Exercise details:
Extract all lines that hold "What" from the records below.

[Figure data in JSON]
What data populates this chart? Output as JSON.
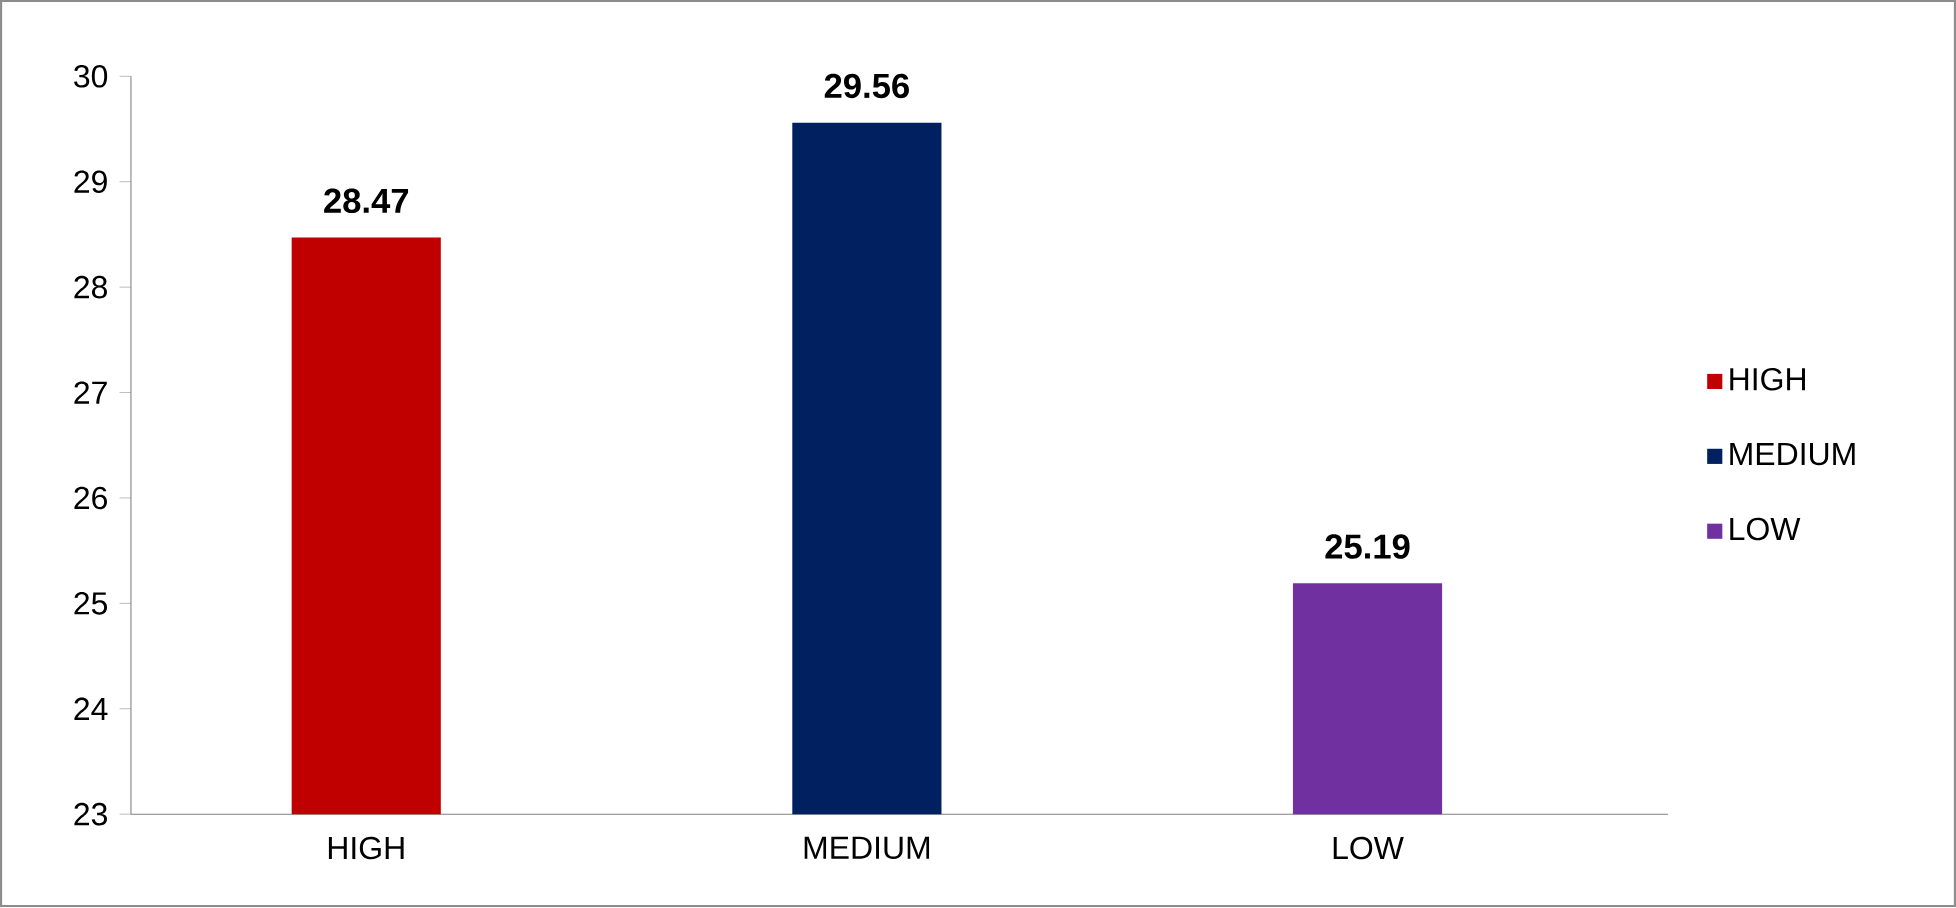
{
  "chart_data": {
    "type": "bar",
    "categories": [
      "HIGH",
      "MEDIUM",
      "LOW"
    ],
    "series": [
      {
        "name": "HIGH",
        "color": "#c00000",
        "values": [
          28.47,
          null,
          null
        ]
      },
      {
        "name": "MEDIUM",
        "color": "#002060",
        "values": [
          null,
          29.56,
          null
        ]
      },
      {
        "name": "LOW",
        "color": "#7030a0",
        "values": [
          null,
          null,
          25.19
        ]
      }
    ],
    "ylim": [
      23,
      30
    ],
    "yticks": [
      23,
      24,
      25,
      26,
      27,
      28,
      29,
      30
    ],
    "data_labels": true,
    "legend": "right",
    "grid": false
  }
}
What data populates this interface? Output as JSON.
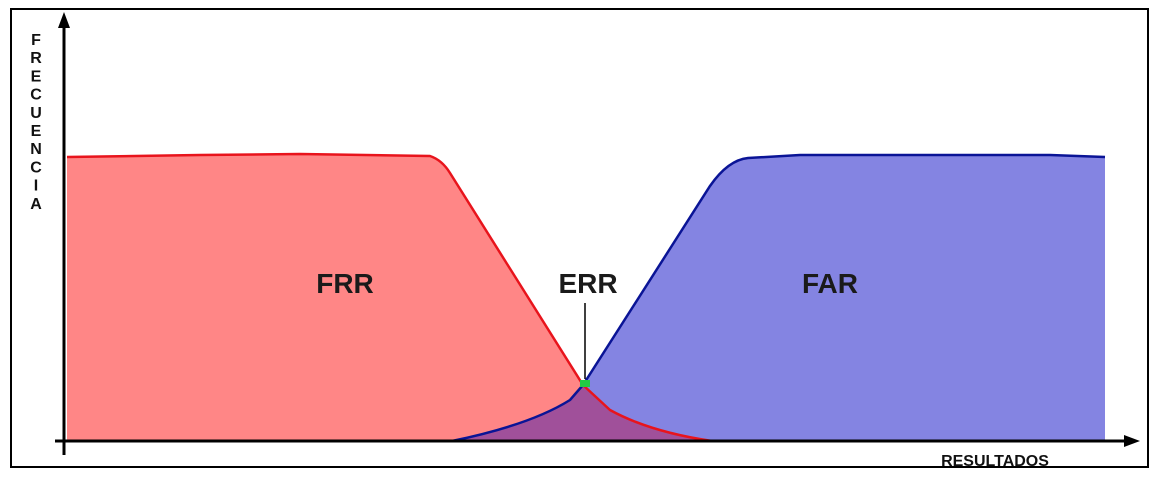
{
  "labels": {
    "frr": "FRR",
    "err": "ERR",
    "far": "FAR",
    "x_axis": "RESULTADOS",
    "y_axis": "FRECUENCIA"
  },
  "colors": {
    "frr_fill": "#ff8686",
    "frr_line": "#e8141c",
    "far_fill": "#8484e2",
    "far_line": "#0a1496",
    "overlap_fill": "#a0509a",
    "err_marker": "#22cc44",
    "axis": "#000000"
  }
}
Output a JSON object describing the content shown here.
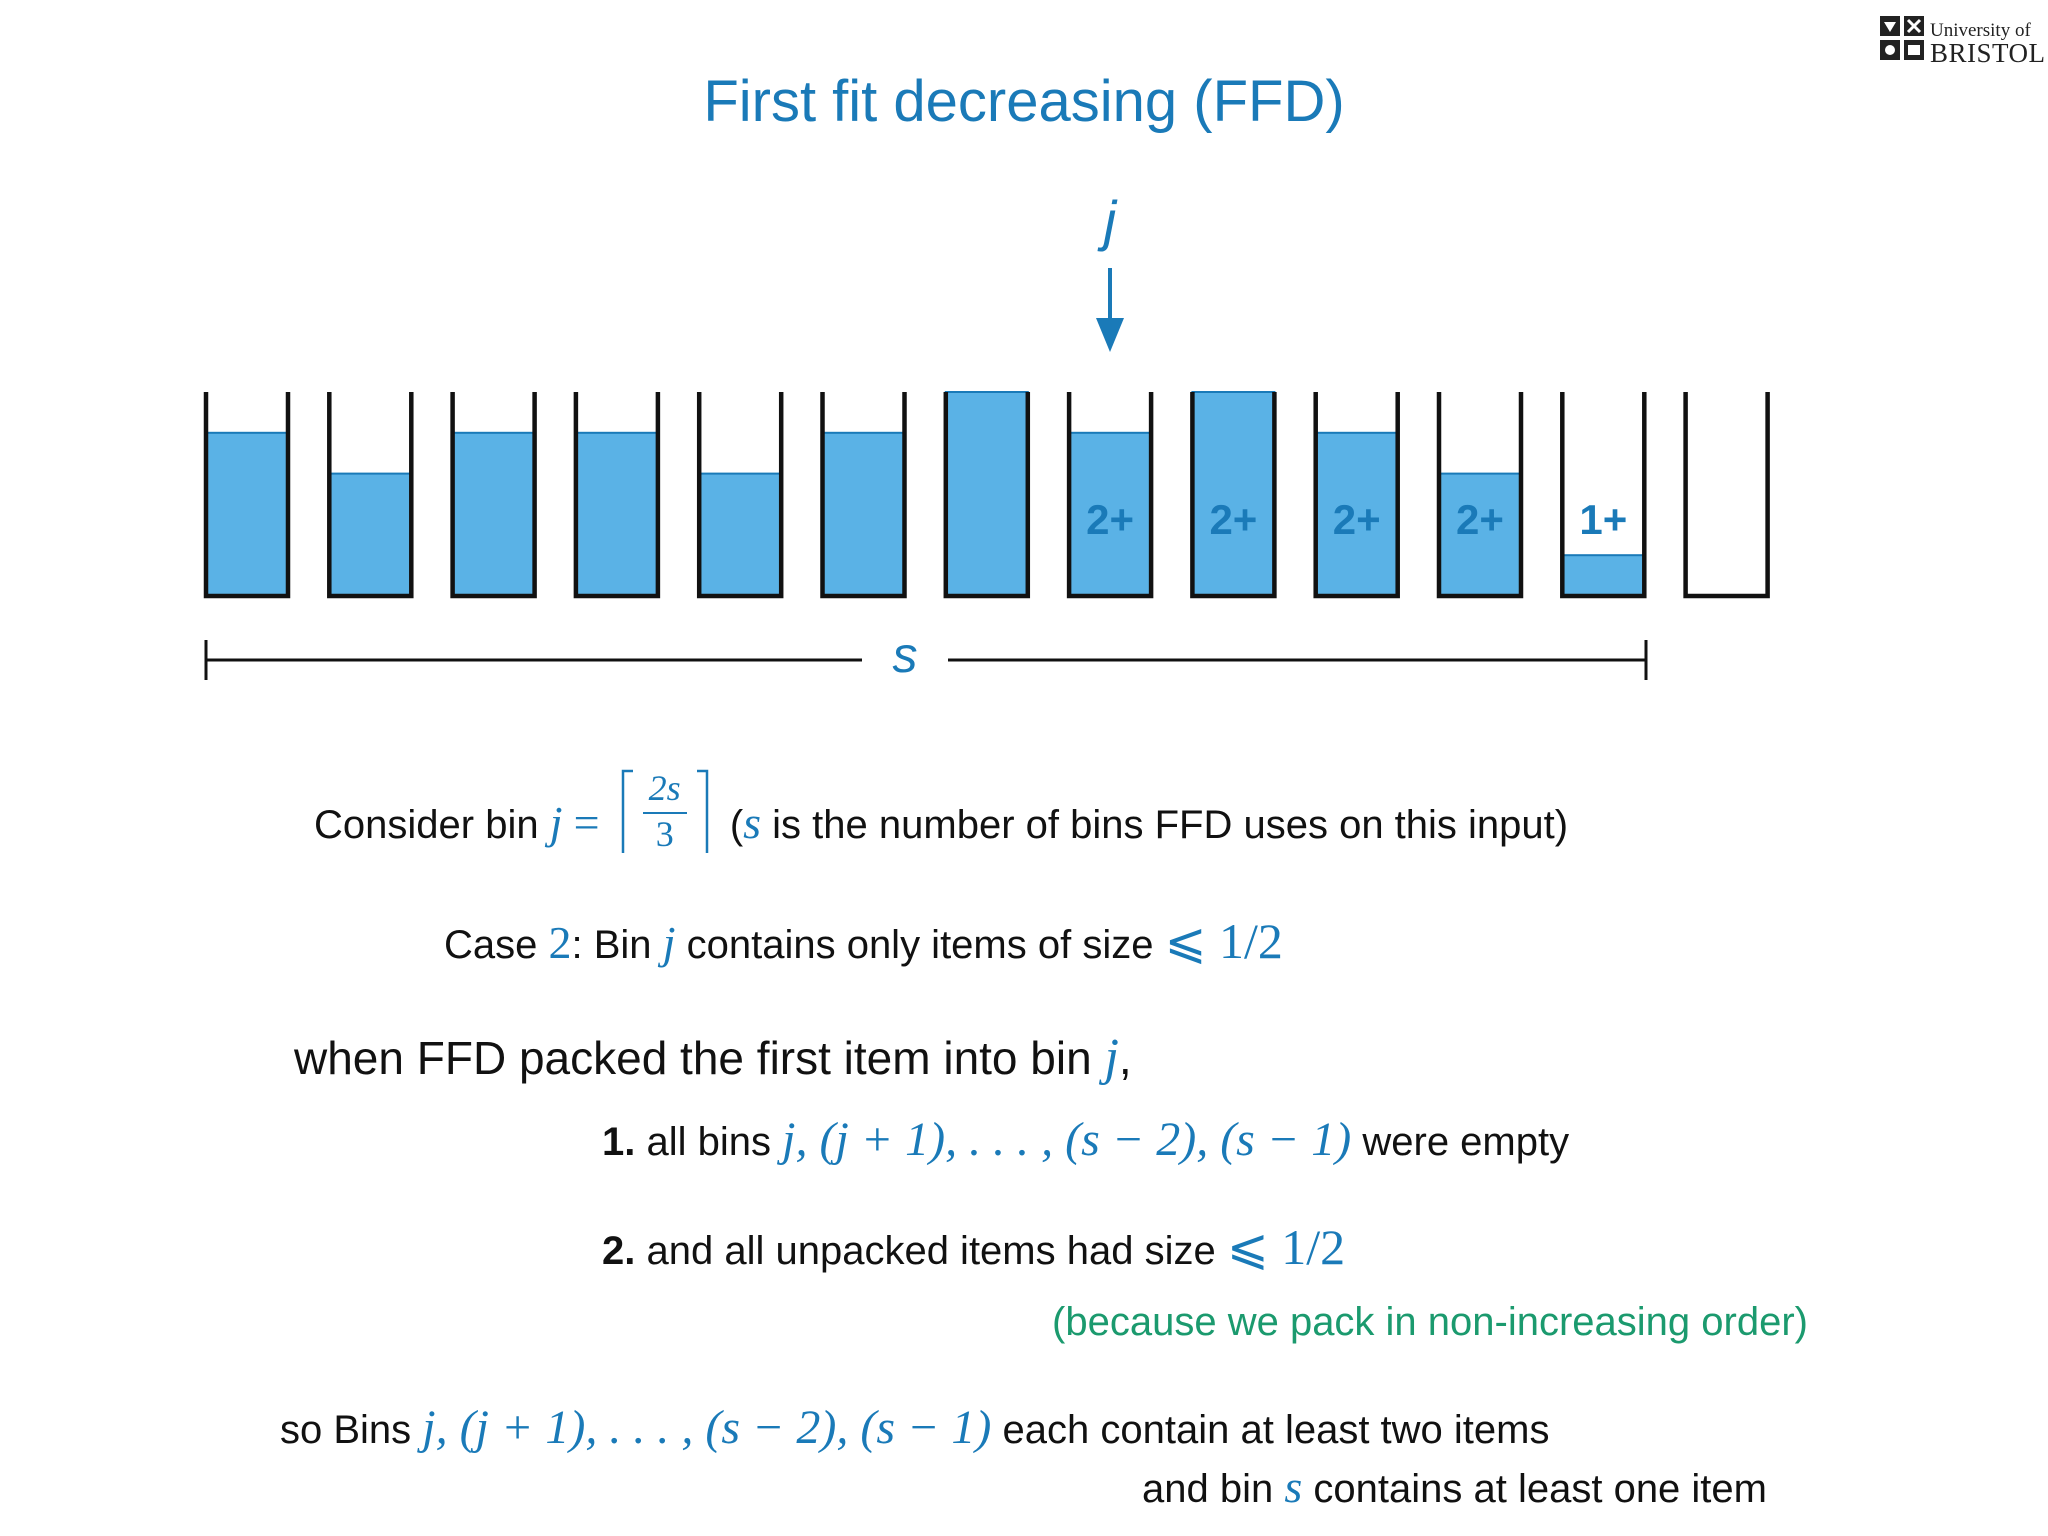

Result of this task:
What data populates this chart? Output as JSON.
What data populates this interface? Output as JSON.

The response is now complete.